** start of Information provided **

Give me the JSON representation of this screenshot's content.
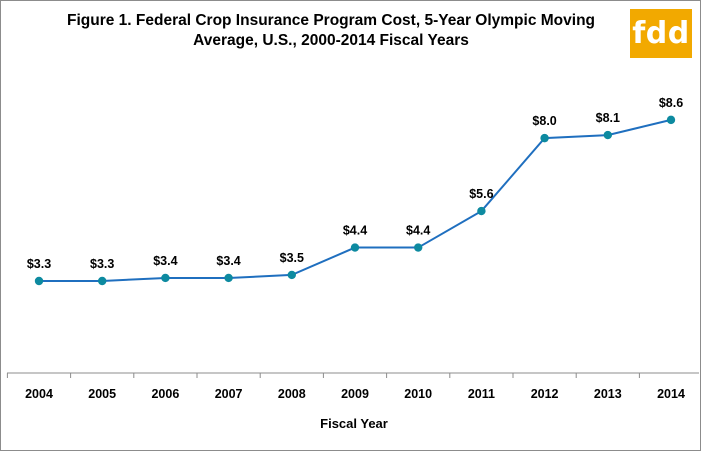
{
  "title_line1": "Figure 1. Federal Crop Insurance Program Cost, 5-Year Olympic Moving",
  "title_line2": "Average, U.S., 2000-2014 Fiscal Years",
  "logo_text": "fdd",
  "colors": {
    "line": "#1f6fbf",
    "marker": "#0d8aa0",
    "logo_bg": "#f2a900"
  },
  "chart_data": {
    "type": "line",
    "title": "Figure 1. Federal Crop Insurance Program Cost, 5-Year Olympic Moving Average, U.S., 2000-2014 Fiscal Years",
    "xlabel": "Fiscal Year",
    "ylabel": "",
    "categories": [
      "2004",
      "2005",
      "2006",
      "2007",
      "2008",
      "2009",
      "2010",
      "2011",
      "2012",
      "2013",
      "2014"
    ],
    "series": [
      {
        "values": [
          3.3,
          3.3,
          3.4,
          3.4,
          3.5,
          4.4,
          4.4,
          5.6,
          8.0,
          8.1,
          8.6
        ],
        "labels": [
          "$3.3",
          "$3.3",
          "$3.4",
          "$3.4",
          "$3.5",
          "$4.4",
          "$4.4",
          "$5.6",
          "$8.0",
          "$8.1",
          "$8.6"
        ]
      }
    ],
    "grid": false,
    "legend": "none"
  }
}
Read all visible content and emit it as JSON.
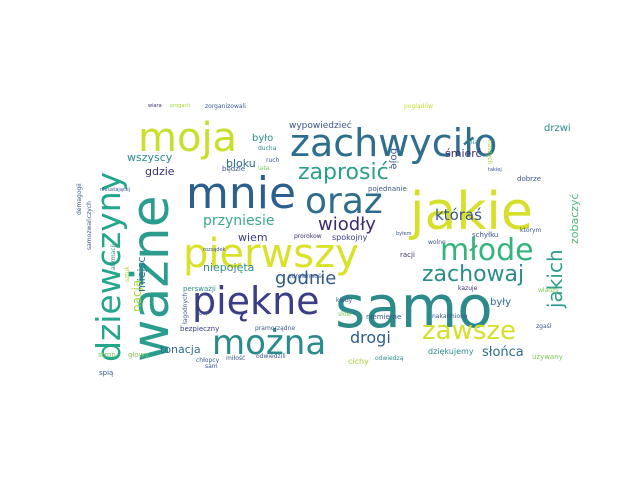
{
  "words": [
    {
      "text": "samo",
      "color": "#2c8a8a"
    },
    {
      "text": "ważne",
      "color": "#2a9d8f"
    },
    {
      "text": "jakie",
      "color": "#d6e02a"
    },
    {
      "text": "zachwyciło",
      "color": "#2f6f8e"
    },
    {
      "text": "dziewczyny",
      "color": "#24a68a"
    },
    {
      "text": "mnie",
      "color": "#2b5f8d"
    },
    {
      "text": "pierwszy",
      "color": "#d9e22b"
    },
    {
      "text": "piękne",
      "color": "#3b3e86"
    },
    {
      "text": "moja",
      "color": "#c8df2b"
    },
    {
      "text": "oraz",
      "color": "#2f6d8d"
    },
    {
      "text": "młode",
      "color": "#34b37d"
    },
    {
      "text": "można",
      "color": "#2a8b8c"
    },
    {
      "text": "zawsze",
      "color": "#d6e02a"
    },
    {
      "text": "zaprosić",
      "color": "#2c9f8a"
    },
    {
      "text": "zachowaj",
      "color": "#2b8d8c"
    },
    {
      "text": "jakich",
      "color": "#2c9f8a"
    },
    {
      "text": "wiodły",
      "color": "#3c2a6e"
    },
    {
      "text": "któraś",
      "color": "#3a578c"
    },
    {
      "text": "godnie",
      "color": "#2f5a8a"
    },
    {
      "text": "drogi",
      "color": "#2b5e8b"
    },
    {
      "text": "przyniesie",
      "color": "#3aa98a"
    },
    {
      "text": "słońca",
      "color": "#2c6e8d"
    },
    {
      "text": "tonacja",
      "color": "#2c6e8d"
    },
    {
      "text": "nacja",
      "color": "#a5d63a"
    },
    {
      "text": "niepojęta",
      "color": "#35898c"
    },
    {
      "text": "miejsc",
      "color": "#2c6d8d"
    },
    {
      "text": "zobaczyć",
      "color": "#4cb77a"
    },
    {
      "text": "były",
      "color": "#2c6d8d"
    },
    {
      "text": "wszyscy",
      "color": "#2c8b8c"
    },
    {
      "text": "bloku",
      "color": "#2c6e8d"
    },
    {
      "text": "gdzie",
      "color": "#3a2f6e"
    },
    {
      "text": "wiem",
      "color": "#3a3c84"
    },
    {
      "text": "śmierć",
      "color": "#3b2b6e"
    },
    {
      "text": "drzwi",
      "color": "#2a8b8c"
    },
    {
      "text": "boję",
      "color": "#3a578c"
    },
    {
      "text": "było",
      "color": "#2c8d8a"
    },
    {
      "text": "wypowiedzieć",
      "color": "#3a578c"
    },
    {
      "text": "spokojny",
      "color": "#3a3c84"
    },
    {
      "text": "dziękujemy",
      "color": "#2c8d8a"
    },
    {
      "text": "cichy",
      "color": "#a5d63a"
    },
    {
      "text": "stron",
      "color": "#80c95a"
    },
    {
      "text": "głowy",
      "color": "#80c95a"
    },
    {
      "text": "chłopcy",
      "color": "#3a578c"
    },
    {
      "text": "miłość",
      "color": "#3a578c"
    },
    {
      "text": "odwiedzili",
      "color": "#3a578c"
    },
    {
      "text": "pojednanie",
      "color": "#3a578c"
    },
    {
      "text": "niemierne",
      "color": "#3a578c"
    },
    {
      "text": "persważji",
      "color": "#2c8d8a"
    },
    {
      "text": "bezpieczny",
      "color": "#3b3e86"
    },
    {
      "text": "pramorządne",
      "color": "#3a578c"
    },
    {
      "text": "kiedy",
      "color": "#3a578c"
    },
    {
      "text": "nakarmione",
      "color": "#3a578c"
    },
    {
      "text": "schyłku",
      "color": "#3a578c"
    },
    {
      "text": "którym",
      "color": "#3a578c"
    },
    {
      "text": "racji",
      "color": "#3a2f6e"
    },
    {
      "text": "dobrze",
      "color": "#3a578c"
    },
    {
      "text": "spokojny",
      "color": "#3a3c84"
    },
    {
      "text": "poglądów",
      "color": "#c8df2b"
    },
    {
      "text": "zorganizowali",
      "color": "#3a578c"
    },
    {
      "text": "wiara",
      "color": "#3a2f6e"
    },
    {
      "text": "progach",
      "color": "#a5d63a"
    },
    {
      "text": "ducha",
      "color": "#2c8d8a"
    },
    {
      "text": "będzie",
      "color": "#3a578c"
    },
    {
      "text": "ruch",
      "color": "#3a578c"
    },
    {
      "text": "lata",
      "color": "#80c95a"
    },
    {
      "text": "dnia",
      "color": "#2c8d8a"
    },
    {
      "text": "naszych",
      "color": "#a5d63a"
    },
    {
      "text": "takiej",
      "color": "#3a578c"
    },
    {
      "text": "używany",
      "color": "#80c95a"
    },
    {
      "text": "zgaśi",
      "color": "#3a578c"
    },
    {
      "text": "rozsądek",
      "color": "#3a578c"
    },
    {
      "text": "prorokow",
      "color": "#3a2f6e"
    },
    {
      "text": "samozwańczych",
      "color": "#3a578c"
    },
    {
      "text": "demagogii",
      "color": "#3a578c"
    },
    {
      "text": "spią",
      "color": "#3a578c"
    },
    {
      "text": "łagodnych",
      "color": "#3a578c"
    },
    {
      "text": "odwiedzą",
      "color": "#2c8d8a"
    },
    {
      "text": "byłem",
      "color": "#3a578c"
    },
    {
      "text": "wolne",
      "color": "#3a578c"
    },
    {
      "text": "sam",
      "color": "#3a578c"
    },
    {
      "text": "słów",
      "color": "#80c95a"
    },
    {
      "text": "nbcy",
      "color": "#3a578c"
    },
    {
      "text": "kazuje",
      "color": "#3a2f6e"
    },
    {
      "text": "władzy",
      "color": "#80c95a"
    },
    {
      "text": "nieustającej",
      "color": "#3a578c"
    },
    {
      "text": "afirmacji",
      "color": "#2c8d8a"
    },
    {
      "text": "odmienność",
      "color": "#3a578c"
    },
    {
      "text": "sztuk",
      "color": "#a5d63a"
    }
  ]
}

** end of Information provided **

» What to do: Reproduce all of the material exactly, apart from the pictures.

» Solution to this exercise:
Give me the JSON representation of this screenshot's content.
{
  "title_line1": "Figure 1. Federal Crop Insurance Program Cost, 5-Year Olympic Moving",
  "title_line2": "Average, U.S., 2000-2014 Fiscal Years",
  "logo_text": "fdd",
  "colors": {
    "line": "#1f6fbf",
    "marker": "#0d8aa0",
    "logo_bg": "#f2a900"
  },
  "chart_data": {
    "type": "line",
    "title": "Figure 1. Federal Crop Insurance Program Cost, 5-Year Olympic Moving Average, U.S., 2000-2014 Fiscal Years",
    "xlabel": "Fiscal Year",
    "ylabel": "",
    "categories": [
      "2004",
      "2005",
      "2006",
      "2007",
      "2008",
      "2009",
      "2010",
      "2011",
      "2012",
      "2013",
      "2014"
    ],
    "series": [
      {
        "values": [
          3.3,
          3.3,
          3.4,
          3.4,
          3.5,
          4.4,
          4.4,
          5.6,
          8.0,
          8.1,
          8.6
        ],
        "labels": [
          "$3.3",
          "$3.3",
          "$3.4",
          "$3.4",
          "$3.5",
          "$4.4",
          "$4.4",
          "$5.6",
          "$8.0",
          "$8.1",
          "$8.6"
        ]
      }
    ],
    "grid": false,
    "legend": "none"
  }
}
Read all visible content and emit it as JSON.
{
  "words": [
    {
      "text": "samo",
      "color": "#2c8a8a"
    },
    {
      "text": "ważne",
      "color": "#2a9d8f"
    },
    {
      "text": "jakie",
      "color": "#d6e02a"
    },
    {
      "text": "zachwyciło",
      "color": "#2f6f8e"
    },
    {
      "text": "dziewczyny",
      "color": "#24a68a"
    },
    {
      "text": "mnie",
      "color": "#2b5f8d"
    },
    {
      "text": "pierwszy",
      "color": "#d9e22b"
    },
    {
      "text": "piękne",
      "color": "#3b3e86"
    },
    {
      "text": "moja",
      "color": "#c8df2b"
    },
    {
      "text": "oraz",
      "color": "#2f6d8d"
    },
    {
      "text": "młode",
      "color": "#34b37d"
    },
    {
      "text": "można",
      "color": "#2a8b8c"
    },
    {
      "text": "zawsze",
      "color": "#d6e02a"
    },
    {
      "text": "zaprosić",
      "color": "#2c9f8a"
    },
    {
      "text": "zachowaj",
      "color": "#2b8d8c"
    },
    {
      "text": "jakich",
      "color": "#2c9f8a"
    },
    {
      "text": "wiodły",
      "color": "#3c2a6e"
    },
    {
      "text": "któraś",
      "color": "#3a578c"
    },
    {
      "text": "godnie",
      "color": "#2f5a8a"
    },
    {
      "text": "drogi",
      "color": "#2b5e8b"
    },
    {
      "text": "przyniesie",
      "color": "#3aa98a"
    },
    {
      "text": "słońca",
      "color": "#2c6e8d"
    },
    {
      "text": "tonacja",
      "color": "#2c6e8d"
    },
    {
      "text": "nacja",
      "color": "#a5d63a"
    },
    {
      "text": "niepojęta",
      "color": "#35898c"
    },
    {
      "text": "miejsc",
      "color": "#2c6d8d"
    },
    {
      "text": "zobaczyć",
      "color": "#4cb77a"
    },
    {
      "text": "były",
      "color": "#2c6d8d"
    },
    {
      "text": "wszyscy",
      "color": "#2c8b8c"
    },
    {
      "text": "bloku",
      "color": "#2c6e8d"
    },
    {
      "text": "gdzie",
      "color": "#3a2f6e"
    },
    {
      "text": "wiem",
      "color": "#3a3c84"
    },
    {
      "text": "śmierć",
      "color": "#3b2b6e"
    },
    {
      "text": "drzwi",
      "color": "#2a8b8c"
    },
    {
      "text": "boję",
      "color": "#3a578c"
    },
    {
      "text": "było",
      "color": "#2c8d8a"
    },
    {
      "text": "wypowiedzieć",
      "color": "#3a578c"
    },
    {
      "text": "spokojny",
      "color": "#3a3c84"
    },
    {
      "text": "dziękujemy",
      "color": "#2c8d8a"
    },
    {
      "text": "cichy",
      "color": "#a5d63a"
    },
    {
      "text": "stron",
      "color": "#80c95a"
    },
    {
      "text": "głowy",
      "color": "#80c95a"
    },
    {
      "text": "chłopcy",
      "color": "#3a578c"
    },
    {
      "text": "miłość",
      "color": "#3a578c"
    },
    {
      "text": "odwiedzili",
      "color": "#3a578c"
    },
    {
      "text": "pojednanie",
      "color": "#3a578c"
    },
    {
      "text": "niemierne",
      "color": "#3a578c"
    },
    {
      "text": "persważji",
      "color": "#2c8d8a"
    },
    {
      "text": "bezpieczny",
      "color": "#3b3e86"
    },
    {
      "text": "pramorządne",
      "color": "#3a578c"
    },
    {
      "text": "kiedy",
      "color": "#3a578c"
    },
    {
      "text": "nakarmione",
      "color": "#3a578c"
    },
    {
      "text": "schyłku",
      "color": "#3a578c"
    },
    {
      "text": "którym",
      "color": "#3a578c"
    },
    {
      "text": "racji",
      "color": "#3a2f6e"
    },
    {
      "text": "dobrze",
      "color": "#3a578c"
    },
    {
      "text": "spokojny",
      "color": "#3a3c84"
    },
    {
      "text": "poglądów",
      "color": "#c8df2b"
    },
    {
      "text": "zorganizowali",
      "color": "#3a578c"
    },
    {
      "text": "wiara",
      "color": "#3a2f6e"
    },
    {
      "text": "progach",
      "color": "#a5d63a"
    },
    {
      "text": "ducha",
      "color": "#2c8d8a"
    },
    {
      "text": "będzie",
      "color": "#3a578c"
    },
    {
      "text": "ruch",
      "color": "#3a578c"
    },
    {
      "text": "lata",
      "color": "#80c95a"
    },
    {
      "text": "dnia",
      "color": "#2c8d8a"
    },
    {
      "text": "naszych",
      "color": "#a5d63a"
    },
    {
      "text": "takiej",
      "color": "#3a578c"
    },
    {
      "text": "używany",
      "color": "#80c95a"
    },
    {
      "text": "zgaśi",
      "color": "#3a578c"
    },
    {
      "text": "rozsądek",
      "color": "#3a578c"
    },
    {
      "text": "prorokow",
      "color": "#3a2f6e"
    },
    {
      "text": "samozwańczych",
      "color": "#3a578c"
    },
    {
      "text": "demagogii",
      "color": "#3a578c"
    },
    {
      "text": "spią",
      "color": "#3a578c"
    },
    {
      "text": "łagodnych",
      "color": "#3a578c"
    },
    {
      "text": "odwiedzą",
      "color": "#2c8d8a"
    },
    {
      "text": "byłem",
      "color": "#3a578c"
    },
    {
      "text": "wolne",
      "color": "#3a578c"
    },
    {
      "text": "sam",
      "color": "#3a578c"
    },
    {
      "text": "słów",
      "color": "#80c95a"
    },
    {
      "text": "nbcy",
      "color": "#3a578c"
    },
    {
      "text": "kazuje",
      "color": "#3a2f6e"
    },
    {
      "text": "władzy",
      "color": "#80c95a"
    },
    {
      "text": "nieustającej",
      "color": "#3a578c"
    },
    {
      "text": "afirmacji",
      "color": "#2c8d8a"
    },
    {
      "text": "odmienność",
      "color": "#3a578c"
    },
    {
      "text": "sztuk",
      "color": "#a5d63a"
    }
  ]
}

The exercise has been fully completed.